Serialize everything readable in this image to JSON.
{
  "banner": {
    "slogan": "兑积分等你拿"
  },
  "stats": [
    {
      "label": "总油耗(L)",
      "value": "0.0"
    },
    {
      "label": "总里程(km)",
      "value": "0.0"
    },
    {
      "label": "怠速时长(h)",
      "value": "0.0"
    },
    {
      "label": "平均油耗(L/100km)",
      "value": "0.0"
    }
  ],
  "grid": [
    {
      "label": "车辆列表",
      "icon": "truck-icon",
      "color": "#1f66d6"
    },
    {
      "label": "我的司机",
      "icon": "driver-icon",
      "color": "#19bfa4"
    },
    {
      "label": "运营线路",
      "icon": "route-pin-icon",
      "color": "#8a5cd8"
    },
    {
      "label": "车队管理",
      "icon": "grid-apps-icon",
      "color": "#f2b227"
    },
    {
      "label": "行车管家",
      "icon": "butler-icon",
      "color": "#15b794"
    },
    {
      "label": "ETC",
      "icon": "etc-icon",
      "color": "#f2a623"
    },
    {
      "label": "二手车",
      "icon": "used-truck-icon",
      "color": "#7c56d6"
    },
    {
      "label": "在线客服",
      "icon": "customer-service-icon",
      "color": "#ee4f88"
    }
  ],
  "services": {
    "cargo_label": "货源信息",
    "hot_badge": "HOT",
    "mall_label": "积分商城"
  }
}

※

Set exercise
Show every line from the entries above in which the word "truck" appears.

Result
      "icon": "truck-icon",
      "icon": "used-truck-icon",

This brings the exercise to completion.